■ TASK OBJECTIVE:
Copy out each line that mentions the word "control".
-- start of ENTRIES PROVIDED --
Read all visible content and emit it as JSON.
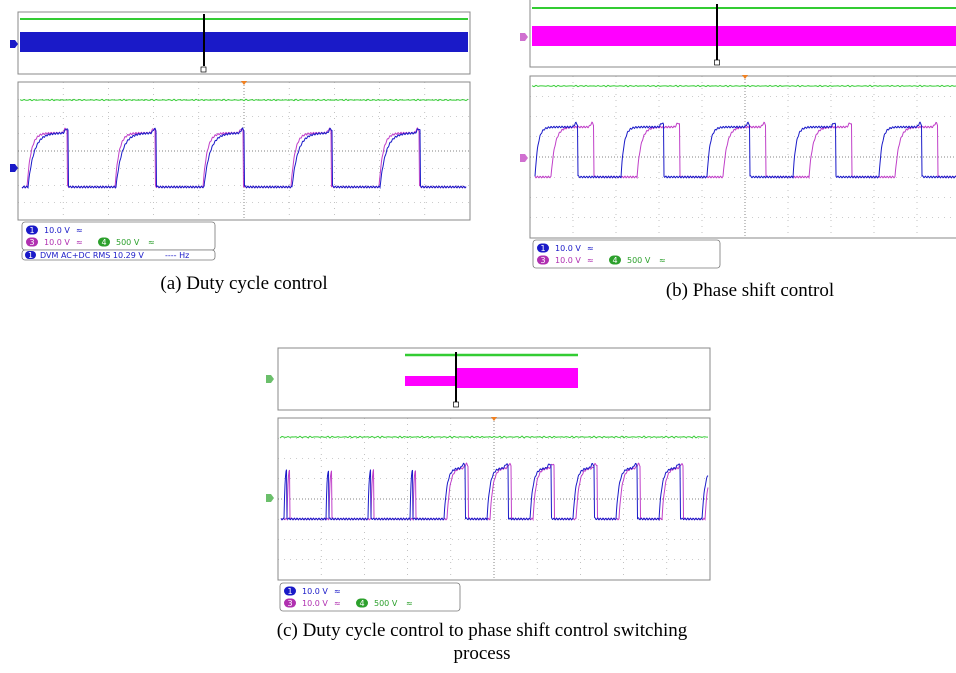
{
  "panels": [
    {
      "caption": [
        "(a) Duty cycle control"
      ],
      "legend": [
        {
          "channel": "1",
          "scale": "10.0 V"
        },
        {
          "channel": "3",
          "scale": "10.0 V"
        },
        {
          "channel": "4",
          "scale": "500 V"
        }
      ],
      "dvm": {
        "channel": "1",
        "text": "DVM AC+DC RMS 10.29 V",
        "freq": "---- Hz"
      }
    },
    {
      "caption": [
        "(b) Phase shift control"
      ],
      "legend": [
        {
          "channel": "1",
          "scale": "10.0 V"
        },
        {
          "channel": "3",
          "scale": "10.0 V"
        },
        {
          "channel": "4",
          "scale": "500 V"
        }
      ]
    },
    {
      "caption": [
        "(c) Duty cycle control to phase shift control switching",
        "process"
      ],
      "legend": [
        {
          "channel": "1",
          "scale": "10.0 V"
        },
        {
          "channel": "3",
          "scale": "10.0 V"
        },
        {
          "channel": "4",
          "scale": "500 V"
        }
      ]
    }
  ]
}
-- end of ENTRIES PROVIDED --
-- start of ENTRIES PROVIDED --
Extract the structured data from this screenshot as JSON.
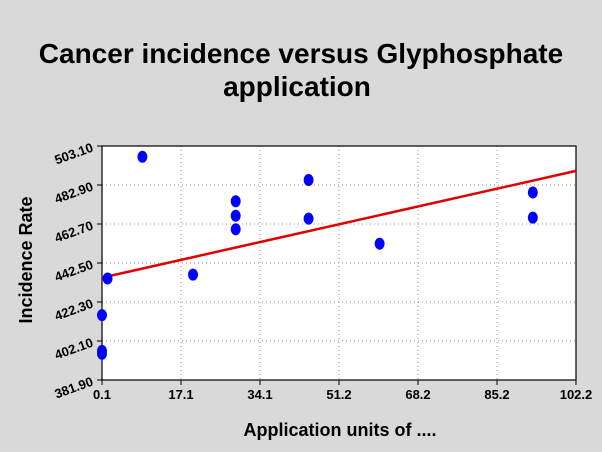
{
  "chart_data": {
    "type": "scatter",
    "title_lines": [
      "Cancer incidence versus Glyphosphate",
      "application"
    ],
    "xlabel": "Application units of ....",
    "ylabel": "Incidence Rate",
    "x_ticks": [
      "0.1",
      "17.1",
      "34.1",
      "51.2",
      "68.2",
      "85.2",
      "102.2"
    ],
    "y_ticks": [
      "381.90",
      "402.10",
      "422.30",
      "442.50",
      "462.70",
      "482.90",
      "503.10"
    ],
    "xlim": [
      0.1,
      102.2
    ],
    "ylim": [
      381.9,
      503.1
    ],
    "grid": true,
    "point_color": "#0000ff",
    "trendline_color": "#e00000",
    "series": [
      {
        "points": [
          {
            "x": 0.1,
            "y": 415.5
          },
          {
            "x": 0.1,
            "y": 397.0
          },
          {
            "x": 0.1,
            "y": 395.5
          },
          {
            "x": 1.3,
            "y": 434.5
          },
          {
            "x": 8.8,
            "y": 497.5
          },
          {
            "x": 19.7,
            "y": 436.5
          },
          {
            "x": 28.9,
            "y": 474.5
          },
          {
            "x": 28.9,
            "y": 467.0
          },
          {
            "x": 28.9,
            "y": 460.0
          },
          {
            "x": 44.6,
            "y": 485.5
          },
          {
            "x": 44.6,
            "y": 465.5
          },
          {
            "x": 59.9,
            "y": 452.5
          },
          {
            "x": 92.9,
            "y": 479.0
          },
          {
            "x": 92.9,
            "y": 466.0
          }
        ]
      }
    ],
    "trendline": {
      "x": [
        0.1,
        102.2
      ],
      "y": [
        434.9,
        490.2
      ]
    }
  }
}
-- end of ENTRIES PROVIDED --
■ ANSWER TO THE PROBLEM:
        "(a) Duty cycle control"
        "(b) Phase shift control"
        "(c) Duty cycle control to phase shift control switching",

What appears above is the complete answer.